[Figure collection entries]
########################################
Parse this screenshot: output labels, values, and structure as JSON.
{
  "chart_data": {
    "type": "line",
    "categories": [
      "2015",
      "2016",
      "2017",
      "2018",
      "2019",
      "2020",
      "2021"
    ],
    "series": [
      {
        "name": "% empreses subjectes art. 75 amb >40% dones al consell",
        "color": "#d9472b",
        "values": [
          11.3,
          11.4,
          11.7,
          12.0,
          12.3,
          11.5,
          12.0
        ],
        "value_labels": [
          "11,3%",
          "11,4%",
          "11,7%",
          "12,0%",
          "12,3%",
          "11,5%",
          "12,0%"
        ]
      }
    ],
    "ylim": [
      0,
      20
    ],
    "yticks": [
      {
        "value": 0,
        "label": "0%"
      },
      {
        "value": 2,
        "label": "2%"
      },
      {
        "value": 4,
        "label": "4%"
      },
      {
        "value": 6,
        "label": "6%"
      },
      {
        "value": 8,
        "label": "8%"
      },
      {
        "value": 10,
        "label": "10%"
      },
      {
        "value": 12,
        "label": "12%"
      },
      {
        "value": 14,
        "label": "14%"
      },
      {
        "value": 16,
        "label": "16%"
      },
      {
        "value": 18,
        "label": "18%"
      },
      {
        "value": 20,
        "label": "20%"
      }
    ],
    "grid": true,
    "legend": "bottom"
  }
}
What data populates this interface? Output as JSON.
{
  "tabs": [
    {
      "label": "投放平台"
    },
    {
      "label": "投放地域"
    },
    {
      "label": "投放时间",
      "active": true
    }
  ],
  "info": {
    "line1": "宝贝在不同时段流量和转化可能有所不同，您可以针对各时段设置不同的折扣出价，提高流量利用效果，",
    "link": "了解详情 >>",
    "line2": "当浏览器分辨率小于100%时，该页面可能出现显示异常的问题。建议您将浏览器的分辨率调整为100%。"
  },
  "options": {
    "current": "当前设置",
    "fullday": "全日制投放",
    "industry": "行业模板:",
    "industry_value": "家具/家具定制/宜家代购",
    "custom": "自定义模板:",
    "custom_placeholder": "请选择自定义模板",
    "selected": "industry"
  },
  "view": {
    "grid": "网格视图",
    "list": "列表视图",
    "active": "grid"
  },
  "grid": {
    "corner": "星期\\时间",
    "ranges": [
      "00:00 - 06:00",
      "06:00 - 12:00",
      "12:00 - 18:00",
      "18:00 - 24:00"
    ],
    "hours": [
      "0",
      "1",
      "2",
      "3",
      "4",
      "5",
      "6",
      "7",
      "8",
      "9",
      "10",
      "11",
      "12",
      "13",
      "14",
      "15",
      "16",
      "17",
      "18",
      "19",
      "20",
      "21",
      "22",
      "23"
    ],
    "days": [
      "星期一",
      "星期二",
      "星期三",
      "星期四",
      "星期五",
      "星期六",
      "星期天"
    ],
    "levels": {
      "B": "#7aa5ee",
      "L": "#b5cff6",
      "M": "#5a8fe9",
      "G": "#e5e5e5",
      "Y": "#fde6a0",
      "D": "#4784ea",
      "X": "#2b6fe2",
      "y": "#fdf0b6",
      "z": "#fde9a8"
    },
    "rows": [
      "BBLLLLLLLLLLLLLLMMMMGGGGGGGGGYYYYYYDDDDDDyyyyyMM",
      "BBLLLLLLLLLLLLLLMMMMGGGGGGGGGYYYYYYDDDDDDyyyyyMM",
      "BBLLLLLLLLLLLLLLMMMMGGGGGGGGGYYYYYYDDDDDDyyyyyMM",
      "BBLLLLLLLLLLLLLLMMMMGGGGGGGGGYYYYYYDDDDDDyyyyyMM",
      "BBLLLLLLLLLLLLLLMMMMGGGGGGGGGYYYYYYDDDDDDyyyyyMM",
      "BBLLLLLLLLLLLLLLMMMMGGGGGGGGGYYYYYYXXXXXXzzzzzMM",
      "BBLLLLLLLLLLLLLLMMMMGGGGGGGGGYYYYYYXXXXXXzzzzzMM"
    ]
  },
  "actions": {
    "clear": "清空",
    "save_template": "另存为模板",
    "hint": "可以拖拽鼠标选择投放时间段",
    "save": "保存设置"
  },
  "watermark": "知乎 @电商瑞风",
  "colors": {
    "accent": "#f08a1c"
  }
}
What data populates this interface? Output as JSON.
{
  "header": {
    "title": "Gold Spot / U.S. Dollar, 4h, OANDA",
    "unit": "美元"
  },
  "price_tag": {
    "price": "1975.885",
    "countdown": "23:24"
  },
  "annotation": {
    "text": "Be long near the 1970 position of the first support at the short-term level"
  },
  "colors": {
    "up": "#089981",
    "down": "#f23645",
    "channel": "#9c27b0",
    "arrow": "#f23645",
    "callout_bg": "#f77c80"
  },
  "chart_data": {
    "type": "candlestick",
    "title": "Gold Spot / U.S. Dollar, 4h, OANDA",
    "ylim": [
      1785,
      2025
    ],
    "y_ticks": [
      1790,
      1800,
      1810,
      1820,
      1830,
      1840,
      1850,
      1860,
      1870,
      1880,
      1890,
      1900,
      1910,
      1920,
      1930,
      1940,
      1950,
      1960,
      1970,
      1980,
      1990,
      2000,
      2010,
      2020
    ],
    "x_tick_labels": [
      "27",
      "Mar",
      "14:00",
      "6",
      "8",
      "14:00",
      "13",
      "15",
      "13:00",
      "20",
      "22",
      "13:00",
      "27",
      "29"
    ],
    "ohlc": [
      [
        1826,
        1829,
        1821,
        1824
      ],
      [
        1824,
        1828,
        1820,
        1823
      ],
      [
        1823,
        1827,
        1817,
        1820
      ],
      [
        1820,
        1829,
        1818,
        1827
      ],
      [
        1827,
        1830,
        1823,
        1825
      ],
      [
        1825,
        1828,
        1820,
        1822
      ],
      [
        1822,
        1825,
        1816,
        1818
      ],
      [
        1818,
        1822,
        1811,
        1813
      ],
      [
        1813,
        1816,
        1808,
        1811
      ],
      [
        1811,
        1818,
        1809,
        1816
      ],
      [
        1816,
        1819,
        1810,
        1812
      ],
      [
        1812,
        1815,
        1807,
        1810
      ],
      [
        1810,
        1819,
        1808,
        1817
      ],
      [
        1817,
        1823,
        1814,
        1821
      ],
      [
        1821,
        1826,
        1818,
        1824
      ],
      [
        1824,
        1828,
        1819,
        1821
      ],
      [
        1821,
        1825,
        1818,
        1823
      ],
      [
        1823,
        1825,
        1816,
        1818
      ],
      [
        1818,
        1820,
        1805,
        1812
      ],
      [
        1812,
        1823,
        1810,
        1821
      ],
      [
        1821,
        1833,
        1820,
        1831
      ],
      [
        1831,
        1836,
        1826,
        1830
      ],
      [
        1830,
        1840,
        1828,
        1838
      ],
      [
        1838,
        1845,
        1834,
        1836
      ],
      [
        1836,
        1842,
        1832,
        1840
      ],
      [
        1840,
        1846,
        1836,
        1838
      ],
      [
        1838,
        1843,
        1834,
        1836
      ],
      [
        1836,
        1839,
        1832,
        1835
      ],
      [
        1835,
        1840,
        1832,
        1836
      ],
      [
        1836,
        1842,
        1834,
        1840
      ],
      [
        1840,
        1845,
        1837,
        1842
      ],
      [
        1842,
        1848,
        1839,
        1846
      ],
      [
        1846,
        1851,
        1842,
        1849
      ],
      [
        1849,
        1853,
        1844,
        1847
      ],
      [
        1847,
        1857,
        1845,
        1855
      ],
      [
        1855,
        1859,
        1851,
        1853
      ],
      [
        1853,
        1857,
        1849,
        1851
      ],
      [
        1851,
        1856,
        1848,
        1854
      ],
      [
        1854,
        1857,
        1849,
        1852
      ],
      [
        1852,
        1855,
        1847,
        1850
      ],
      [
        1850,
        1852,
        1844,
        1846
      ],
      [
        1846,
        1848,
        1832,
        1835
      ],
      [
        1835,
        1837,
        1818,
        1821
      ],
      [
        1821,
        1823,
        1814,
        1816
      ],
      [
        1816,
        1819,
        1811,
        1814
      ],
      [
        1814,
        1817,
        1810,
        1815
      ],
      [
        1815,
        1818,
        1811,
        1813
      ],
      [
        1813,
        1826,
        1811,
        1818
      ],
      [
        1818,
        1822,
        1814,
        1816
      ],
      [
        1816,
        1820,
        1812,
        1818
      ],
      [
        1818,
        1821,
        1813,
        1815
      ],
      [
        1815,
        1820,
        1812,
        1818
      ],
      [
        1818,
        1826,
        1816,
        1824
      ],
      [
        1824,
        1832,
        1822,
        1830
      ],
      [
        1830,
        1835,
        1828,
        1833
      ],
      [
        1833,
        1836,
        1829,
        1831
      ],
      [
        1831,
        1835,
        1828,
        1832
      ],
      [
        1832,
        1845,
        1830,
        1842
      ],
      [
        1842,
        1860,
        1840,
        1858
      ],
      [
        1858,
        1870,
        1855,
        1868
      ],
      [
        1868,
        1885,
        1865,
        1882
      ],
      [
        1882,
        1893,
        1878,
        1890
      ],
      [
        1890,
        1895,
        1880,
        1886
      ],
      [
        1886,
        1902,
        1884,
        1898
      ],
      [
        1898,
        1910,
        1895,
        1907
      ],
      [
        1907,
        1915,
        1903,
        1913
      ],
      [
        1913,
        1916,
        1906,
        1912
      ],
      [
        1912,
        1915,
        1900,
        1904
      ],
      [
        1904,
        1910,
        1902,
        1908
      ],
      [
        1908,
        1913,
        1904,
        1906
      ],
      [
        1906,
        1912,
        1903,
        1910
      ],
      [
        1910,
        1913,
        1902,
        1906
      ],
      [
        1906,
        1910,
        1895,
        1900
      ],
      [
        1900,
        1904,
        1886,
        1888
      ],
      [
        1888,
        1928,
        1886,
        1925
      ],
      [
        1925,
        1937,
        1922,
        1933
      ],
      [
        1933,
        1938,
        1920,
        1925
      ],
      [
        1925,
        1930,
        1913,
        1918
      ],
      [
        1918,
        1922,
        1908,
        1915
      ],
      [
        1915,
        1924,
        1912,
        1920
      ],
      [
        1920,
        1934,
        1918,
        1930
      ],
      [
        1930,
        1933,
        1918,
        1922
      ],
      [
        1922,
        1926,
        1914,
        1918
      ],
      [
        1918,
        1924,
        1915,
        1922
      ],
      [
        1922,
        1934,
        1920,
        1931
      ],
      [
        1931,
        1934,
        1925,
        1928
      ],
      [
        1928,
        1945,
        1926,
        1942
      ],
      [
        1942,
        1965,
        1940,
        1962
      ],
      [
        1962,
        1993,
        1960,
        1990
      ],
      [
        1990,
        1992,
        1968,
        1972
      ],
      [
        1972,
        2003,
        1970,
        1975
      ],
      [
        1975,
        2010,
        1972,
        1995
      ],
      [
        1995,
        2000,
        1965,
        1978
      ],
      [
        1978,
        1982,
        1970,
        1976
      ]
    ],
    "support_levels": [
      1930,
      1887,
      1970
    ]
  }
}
########################################
## Exercise
From the entries above, return each line with the word "BBLLLLLLLLLLLLLLMMMMGGGGGGGGGYYYYYYXXXXXXzzzzzMM" in it.

## Reply
      "BBLLLLLLLLLLLLLLMMMMGGGGGGGGGYYYYYYXXXXXXzzzzzMM",
      "BBLLLLLLLLLLLLLLMMMMGGGGGGGGGYYYYYYXXXXXXzzzzzMM"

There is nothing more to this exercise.